* _Stated exercise_: Please give the data below again in full, exactly as it stands.

================================

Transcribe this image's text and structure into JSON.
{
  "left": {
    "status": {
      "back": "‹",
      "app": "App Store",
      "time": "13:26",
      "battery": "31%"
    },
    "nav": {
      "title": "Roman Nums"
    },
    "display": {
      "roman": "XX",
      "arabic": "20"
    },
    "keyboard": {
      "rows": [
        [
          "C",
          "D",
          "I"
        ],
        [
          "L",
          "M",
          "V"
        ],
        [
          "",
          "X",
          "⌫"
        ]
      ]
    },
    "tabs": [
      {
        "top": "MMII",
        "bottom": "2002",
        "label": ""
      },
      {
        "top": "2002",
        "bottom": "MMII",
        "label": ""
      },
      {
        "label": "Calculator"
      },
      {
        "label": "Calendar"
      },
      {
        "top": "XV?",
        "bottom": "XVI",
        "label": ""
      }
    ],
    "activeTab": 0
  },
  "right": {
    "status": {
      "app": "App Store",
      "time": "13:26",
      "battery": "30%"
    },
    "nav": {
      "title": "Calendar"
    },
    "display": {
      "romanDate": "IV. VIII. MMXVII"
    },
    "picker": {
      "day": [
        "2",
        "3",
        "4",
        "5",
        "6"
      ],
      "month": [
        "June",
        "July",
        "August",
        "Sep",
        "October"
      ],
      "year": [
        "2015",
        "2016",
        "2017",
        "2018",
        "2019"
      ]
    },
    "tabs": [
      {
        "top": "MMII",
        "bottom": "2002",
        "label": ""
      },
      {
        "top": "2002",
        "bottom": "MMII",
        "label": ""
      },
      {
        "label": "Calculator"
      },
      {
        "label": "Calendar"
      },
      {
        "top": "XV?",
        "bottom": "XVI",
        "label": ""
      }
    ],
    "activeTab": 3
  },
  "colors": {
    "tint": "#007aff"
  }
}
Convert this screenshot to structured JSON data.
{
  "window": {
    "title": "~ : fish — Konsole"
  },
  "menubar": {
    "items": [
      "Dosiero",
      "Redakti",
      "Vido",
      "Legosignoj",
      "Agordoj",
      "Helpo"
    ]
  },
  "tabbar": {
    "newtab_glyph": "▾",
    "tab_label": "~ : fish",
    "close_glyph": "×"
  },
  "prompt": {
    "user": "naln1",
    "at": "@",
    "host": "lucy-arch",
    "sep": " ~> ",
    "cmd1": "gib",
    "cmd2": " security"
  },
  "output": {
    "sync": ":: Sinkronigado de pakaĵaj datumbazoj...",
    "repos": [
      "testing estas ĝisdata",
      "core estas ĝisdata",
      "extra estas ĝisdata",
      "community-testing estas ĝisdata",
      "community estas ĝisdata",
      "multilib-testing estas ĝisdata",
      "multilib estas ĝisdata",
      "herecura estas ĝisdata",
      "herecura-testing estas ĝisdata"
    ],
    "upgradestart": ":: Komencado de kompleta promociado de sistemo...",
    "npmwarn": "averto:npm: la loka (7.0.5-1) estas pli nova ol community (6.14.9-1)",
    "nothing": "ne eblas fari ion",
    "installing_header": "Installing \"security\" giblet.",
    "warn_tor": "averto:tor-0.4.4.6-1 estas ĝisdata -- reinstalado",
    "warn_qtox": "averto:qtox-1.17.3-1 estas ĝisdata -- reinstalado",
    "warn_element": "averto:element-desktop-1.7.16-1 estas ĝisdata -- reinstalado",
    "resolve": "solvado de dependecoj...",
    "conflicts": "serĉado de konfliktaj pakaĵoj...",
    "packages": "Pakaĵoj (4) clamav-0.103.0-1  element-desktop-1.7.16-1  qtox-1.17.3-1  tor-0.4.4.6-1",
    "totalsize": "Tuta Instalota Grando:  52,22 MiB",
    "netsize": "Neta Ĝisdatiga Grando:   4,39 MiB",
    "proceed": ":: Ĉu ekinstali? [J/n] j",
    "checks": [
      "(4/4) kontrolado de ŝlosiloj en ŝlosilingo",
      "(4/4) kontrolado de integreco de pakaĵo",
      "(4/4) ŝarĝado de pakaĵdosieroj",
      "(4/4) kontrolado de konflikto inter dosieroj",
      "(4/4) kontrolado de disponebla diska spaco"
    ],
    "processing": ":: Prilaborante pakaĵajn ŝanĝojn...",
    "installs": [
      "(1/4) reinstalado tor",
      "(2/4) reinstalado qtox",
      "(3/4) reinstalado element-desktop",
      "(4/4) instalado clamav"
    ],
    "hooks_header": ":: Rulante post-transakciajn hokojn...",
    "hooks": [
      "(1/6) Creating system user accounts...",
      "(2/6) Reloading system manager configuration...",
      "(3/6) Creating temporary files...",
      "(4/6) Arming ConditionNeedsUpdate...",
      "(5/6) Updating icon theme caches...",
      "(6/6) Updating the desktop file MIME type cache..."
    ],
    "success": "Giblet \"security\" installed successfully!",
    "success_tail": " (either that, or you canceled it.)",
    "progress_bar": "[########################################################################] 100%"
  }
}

================================

* _Output of the exercise_:
Transcribe this image's text and structure into JSON.
{
  "left": {
    "status": {
      "back": "‹",
      "app": "App Store",
      "time": "13:26",
      "battery": "31%"
    },
    "nav": {
      "title": "Roman Nums"
    },
    "display": {
      "roman": "XX",
      "arabic": "20"
    },
    "keyboard": {
      "rows": [
        [
          "C",
          "D",
          "I"
        ],
        [
          "L",
          "M",
          "V"
        ],
        [
          "",
          "X",
          "⌫"
        ]
      ]
    },
    "tabs": [
      {
        "top": "MMII",
        "bottom": "2002",
        "label": ""
      },
      {
        "top": "2002",
        "bottom": "MMII",
        "label": ""
      },
      {
        "label": "Calculator"
      },
      {
        "label": "Calendar"
      },
      {
        "top": "XV?",
        "bottom": "XVI",
        "label": ""
      }
    ],
    "activeTab": 0
  },
  "right": {
    "status": {
      "app": "App Store",
      "time": "13:26",
      "battery": "30%"
    },
    "nav": {
      "title": "Calendar"
    },
    "display": {
      "romanDate": "IV. VIII. MMXVII"
    },
    "picker": {
      "day": [
        "2",
        "3",
        "4",
        "5",
        "6"
      ],
      "month": [
        "June",
        "July",
        "August",
        "Sep",
        "October"
      ],
      "year": [
        "2015",
        "2016",
        "2017",
        "2018",
        "2019"
      ]
    },
    "tabs": [
      {
        "top": "MMII",
        "bottom": "2002",
        "label": ""
      },
      {
        "top": "2002",
        "bottom": "MMII",
        "label": ""
      },
      {
        "label": "Calculator"
      },
      {
        "label": "Calendar"
      },
      {
        "top": "XV?",
        "bottom": "XVI",
        "label": ""
      }
    ],
    "activeTab": 3
  },
  "colors": {
    "tint": "#007aff"
  }
}
Convert this screenshot to structured JSON data.
{
  "window": {
    "title": "~ : fish — Konsole"
  },
  "menubar": {
    "items": [
      "Dosiero",
      "Redakti",
      "Vido",
      "Legosignoj",
      "Agordoj",
      "Helpo"
    ]
  },
  "tabbar": {
    "newtab_glyph": "▾",
    "tab_label": "~ : fish",
    "close_glyph": "×"
  },
  "prompt": {
    "user": "naln1",
    "at": "@",
    "host": "lucy-arch",
    "sep": " ~> ",
    "cmd1": "gib",
    "cmd2": " security"
  },
  "output": {
    "sync": ":: Sinkronigado de pakaĵaj datumbazoj...",
    "repos": [
      "testing estas ĝisdata",
      "core estas ĝisdata",
      "extra estas ĝisdata",
      "community-testing estas ĝisdata",
      "community estas ĝisdata",
      "multilib-testing estas ĝisdata",
      "multilib estas ĝisdata",
      "herecura estas ĝisdata",
      "herecura-testing estas ĝisdata"
    ],
    "upgradestart": ":: Komencado de kompleta promociado de sistemo...",
    "npmwarn": "averto:npm: la loka (7.0.5-1) estas pli nova ol community (6.14.9-1)",
    "nothing": "ne eblas fari ion",
    "installing_header": "Installing \"security\" giblet.",
    "warn_tor": "averto:tor-0.4.4.6-1 estas ĝisdata -- reinstalado",
    "warn_qtox": "averto:qtox-1.17.3-1 estas ĝisdata -- reinstalado",
    "warn_element": "averto:element-desktop-1.7.16-1 estas ĝisdata -- reinstalado",
    "resolve": "solvado de dependecoj...",
    "conflicts": "serĉado de konfliktaj pakaĵoj...",
    "packages": "Pakaĵoj (4) clamav-0.103.0-1  element-desktop-1.7.16-1  qtox-1.17.3-1  tor-0.4.4.6-1",
    "totalsize": "Tuta Instalota Grando:  52,22 MiB",
    "netsize": "Neta Ĝisdatiga Grando:   4,39 MiB",
    "proceed": ":: Ĉu ekinstali? [J/n] j",
    "checks": [
      "(4/4) kontrolado de ŝlosiloj en ŝlosilingo",
      "(4/4) kontrolado de integreco de pakaĵo",
      "(4/4) ŝarĝado de pakaĵdosieroj",
      "(4/4) kontrolado de konflikto inter dosieroj",
      "(4/4) kontrolado de disponebla diska spaco"
    ],
    "processing": ":: Prilaborante pakaĵajn ŝanĝojn...",
    "installs": [
      "(1/4) reinstalado tor",
      "(2/4) reinstalado qtox",
      "(3/4) reinstalado element-desktop",
      "(4/4) instalado clamav"
    ],
    "hooks_header": ":: Rulante post-transakciajn hokojn...",
    "hooks": [
      "(1/6) Creating system user accounts...",
      "(2/6) Reloading system manager configuration...",
      "(3/6) Creating temporary files...",
      "(4/6) Arming ConditionNeedsUpdate...",
      "(5/6) Updating icon theme caches...",
      "(6/6) Updating the desktop file MIME type cache..."
    ],
    "success": "Giblet \"security\" installed successfully!",
    "success_tail": " (either that, or you canceled it.)",
    "progress_bar": "[########################################################################] 100%"
  }
}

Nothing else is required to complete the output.